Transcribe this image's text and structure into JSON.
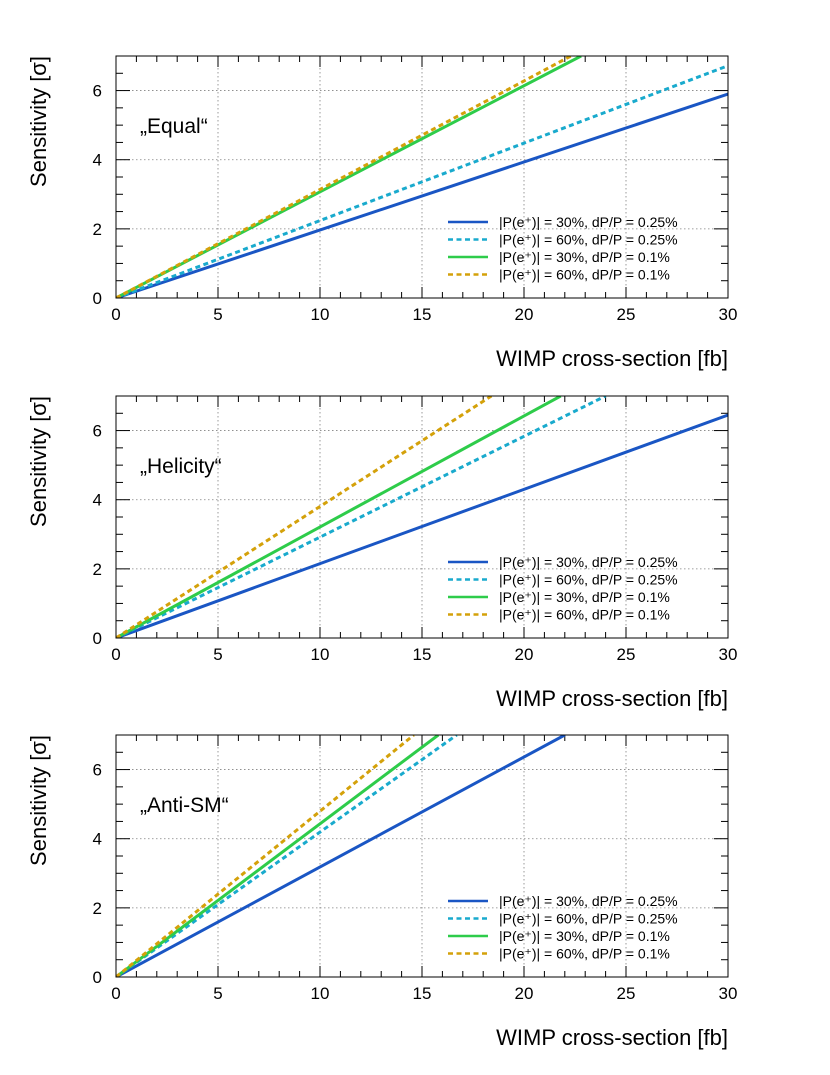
{
  "chart_data": [
    {
      "type": "line",
      "annotation": "„Equal“",
      "xlabel": "WIMP cross-section [fb]",
      "ylabel": "Sensitivity  [σ]",
      "xlim": [
        0,
        30
      ],
      "ylim": [
        0,
        7
      ],
      "xticks": [
        "0",
        "5",
        "10",
        "15",
        "20",
        "25",
        "30"
      ],
      "yticks": [
        "0",
        "2",
        "4",
        "6"
      ],
      "grid": true,
      "legend_position": "bottom-right",
      "series": [
        {
          "name": "|P(e⁺)| = 30%, dP/P = 0.25%",
          "color": "#1a56c4",
          "dash": "solid",
          "x": [
            0,
            30
          ],
          "y": [
            0,
            5.9
          ]
        },
        {
          "name": "|P(e⁺)| = 60%, dP/P = 0.25%",
          "color": "#19aacd",
          "dash": "dashed",
          "x": [
            0,
            30
          ],
          "y": [
            0,
            6.72
          ]
        },
        {
          "name": "|P(e⁺)| = 30%, dP/P = 0.1%",
          "color": "#2ecc4a",
          "dash": "solid",
          "x": [
            0,
            22.8
          ],
          "y": [
            0,
            7.0
          ]
        },
        {
          "name": "|P(e⁺)| = 60%, dP/P = 0.1%",
          "color": "#d4a10a",
          "dash": "dashed",
          "x": [
            0,
            22.3
          ],
          "y": [
            0,
            7.0
          ]
        }
      ]
    },
    {
      "type": "line",
      "annotation": "„Helicity“",
      "xlabel": "WIMP cross-section [fb]",
      "ylabel": "Sensitivity  [σ]",
      "xlim": [
        0,
        30
      ],
      "ylim": [
        0,
        7
      ],
      "xticks": [
        "0",
        "5",
        "10",
        "15",
        "20",
        "25",
        "30"
      ],
      "yticks": [
        "0",
        "2",
        "4",
        "6"
      ],
      "grid": true,
      "legend_position": "bottom-right",
      "series": [
        {
          "name": "|P(e⁺)| = 30%, dP/P = 0.25%",
          "color": "#1a56c4",
          "dash": "solid",
          "x": [
            0,
            30
          ],
          "y": [
            0,
            6.45
          ]
        },
        {
          "name": "|P(e⁺)| = 60%, dP/P = 0.25%",
          "color": "#19aacd",
          "dash": "dashed",
          "x": [
            0,
            24.0
          ],
          "y": [
            0,
            7.0
          ]
        },
        {
          "name": "|P(e⁺)| = 30%, dP/P = 0.1%",
          "color": "#2ecc4a",
          "dash": "solid",
          "x": [
            0,
            21.8
          ],
          "y": [
            0,
            7.0
          ]
        },
        {
          "name": "|P(e⁺)| = 60%, dP/P = 0.1%",
          "color": "#d4a10a",
          "dash": "dashed",
          "x": [
            0,
            18.4
          ],
          "y": [
            0,
            7.0
          ]
        }
      ]
    },
    {
      "type": "line",
      "annotation": "„Anti-SM“",
      "xlabel": "WIMP cross-section [fb]",
      "ylabel": "Sensitivity  [σ]",
      "xlim": [
        0,
        30
      ],
      "ylim": [
        0,
        7
      ],
      "xticks": [
        "0",
        "5",
        "10",
        "15",
        "20",
        "25",
        "30"
      ],
      "yticks": [
        "0",
        "2",
        "4",
        "6"
      ],
      "grid": true,
      "legend_position": "bottom-right",
      "series": [
        {
          "name": "|P(e⁺)| = 30%, dP/P = 0.25%",
          "color": "#1a56c4",
          "dash": "solid",
          "x": [
            0,
            22.0
          ],
          "y": [
            0,
            7.0
          ]
        },
        {
          "name": "|P(e⁺)| = 60%, dP/P = 0.25%",
          "color": "#19aacd",
          "dash": "dashed",
          "x": [
            0,
            16.7
          ],
          "y": [
            0,
            7.0
          ]
        },
        {
          "name": "|P(e⁺)| = 30%, dP/P = 0.1%",
          "color": "#2ecc4a",
          "dash": "solid",
          "x": [
            0,
            15.8
          ],
          "y": [
            0,
            7.0
          ]
        },
        {
          "name": "|P(e⁺)| = 60%, dP/P = 0.1%",
          "color": "#d4a10a",
          "dash": "dashed",
          "x": [
            0,
            14.6
          ],
          "y": [
            0,
            7.0
          ]
        }
      ]
    }
  ]
}
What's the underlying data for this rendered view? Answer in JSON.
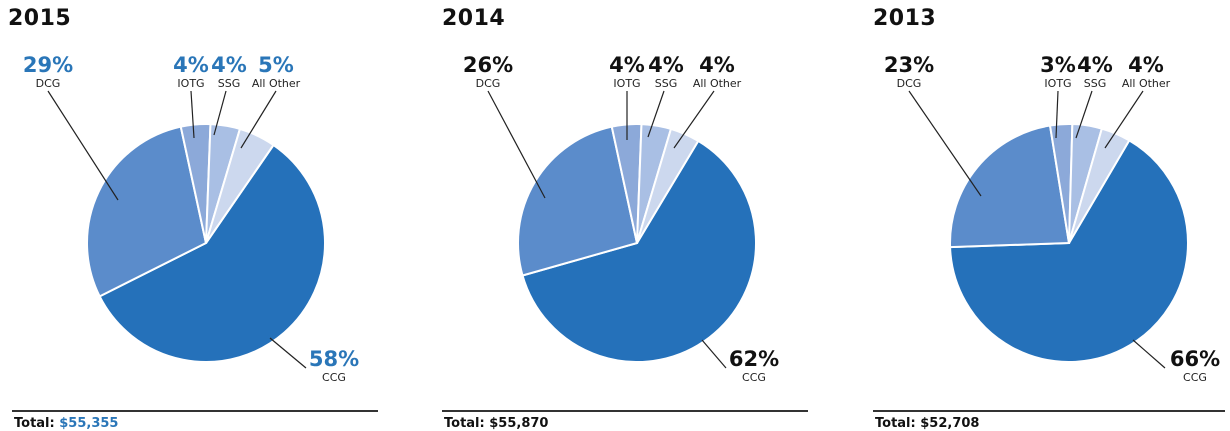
{
  "colors": {
    "CCG": "#2571ba",
    "DCG": "#5b8ccb",
    "IOTG": "#8ca9d9",
    "SSG": "#a9bfe4",
    "All Other": "#ccd8ee",
    "highlight_text": "#2a76b8",
    "normal_text": "#111111"
  },
  "chart_data": [
    {
      "type": "pie",
      "title": "2015",
      "slices": [
        {
          "label": "CCG",
          "value": 58,
          "pct_text": "58%"
        },
        {
          "label": "DCG",
          "value": 29,
          "pct_text": "29%"
        },
        {
          "label": "IOTG",
          "value": 4,
          "pct_text": "4%"
        },
        {
          "label": "SSG",
          "value": 4,
          "pct_text": "4%"
        },
        {
          "label": "All Other",
          "value": 5,
          "pct_text": "5%"
        }
      ],
      "total_label": "Total:",
      "total_value": "$55,355",
      "highlight": true
    },
    {
      "type": "pie",
      "title": "2014",
      "slices": [
        {
          "label": "CCG",
          "value": 62,
          "pct_text": "62%"
        },
        {
          "label": "DCG",
          "value": 26,
          "pct_text": "26%"
        },
        {
          "label": "IOTG",
          "value": 4,
          "pct_text": "4%"
        },
        {
          "label": "SSG",
          "value": 4,
          "pct_text": "4%"
        },
        {
          "label": "All Other",
          "value": 4,
          "pct_text": "4%"
        }
      ],
      "total_label": "Total:",
      "total_value": "$55,870",
      "highlight": false
    },
    {
      "type": "pie",
      "title": "2013",
      "slices": [
        {
          "label": "CCG",
          "value": 66,
          "pct_text": "66%"
        },
        {
          "label": "DCG",
          "value": 23,
          "pct_text": "23%"
        },
        {
          "label": "IOTG",
          "value": 3,
          "pct_text": "3%"
        },
        {
          "label": "SSG",
          "value": 4,
          "pct_text": "4%"
        },
        {
          "label": "All Other",
          "value": 4,
          "pct_text": "4%"
        }
      ],
      "total_label": "Total:",
      "total_value": "$52,708",
      "highlight": false
    }
  ]
}
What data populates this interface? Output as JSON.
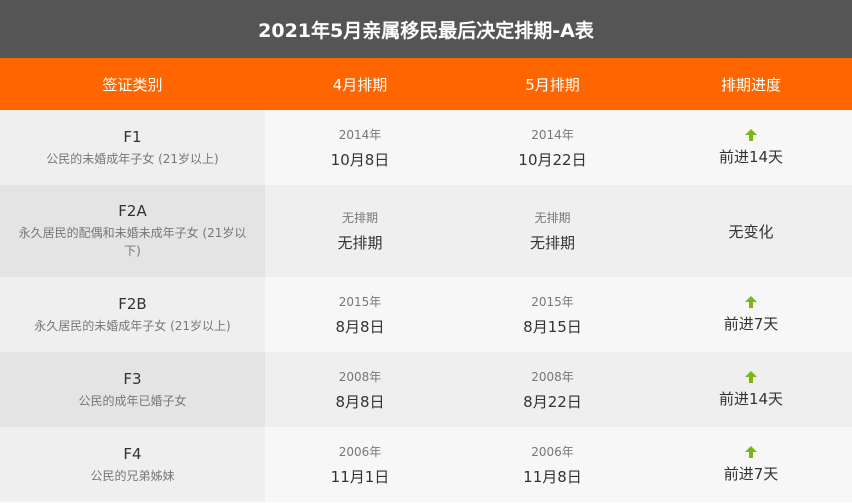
{
  "title": "2021年5月亲属移民最后决定排期-A表",
  "headers": [
    "签证类别",
    "4月排期",
    "5月排期",
    "排期进度"
  ],
  "accent_color": "#ff6600",
  "rows": [
    {
      "code": "F1",
      "desc": "公民的未婚成年子女 (21岁以上)",
      "apr_year": "2014年",
      "apr_date": "10月8日",
      "may_year": "2014年",
      "may_date": "10月22日",
      "progress": "前进14天",
      "icon": "arrow-up-icon"
    },
    {
      "code": "F2A",
      "desc": "永久居民的配偶和未婚未成年子女 (21岁以下)",
      "apr_year": "无排期",
      "apr_date": "无排期",
      "may_year": "无排期",
      "may_date": "无排期",
      "progress": "无变化",
      "icon": ""
    },
    {
      "code": "F2B",
      "desc": "永久居民的未婚成年子女 (21岁以上)",
      "apr_year": "2015年",
      "apr_date": "8月8日",
      "may_year": "2015年",
      "may_date": "8月15日",
      "progress": "前进7天",
      "icon": "arrow-up-icon"
    },
    {
      "code": "F3",
      "desc": "公民的成年已婚子女",
      "apr_year": "2008年",
      "apr_date": "8月8日",
      "may_year": "2008年",
      "may_date": "8月22日",
      "progress": "前进14天",
      "icon": "arrow-up-icon"
    },
    {
      "code": "F4",
      "desc": "公民的兄弟姊妹",
      "apr_year": "2006年",
      "apr_date": "11月1日",
      "may_year": "2006年",
      "may_date": "11月8日",
      "progress": "前进7天",
      "icon": "arrow-up-icon"
    }
  ]
}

========

> Exercise directions: Report how many lines include the word "JSON". Give nothing but the number.

> Finished answer: 3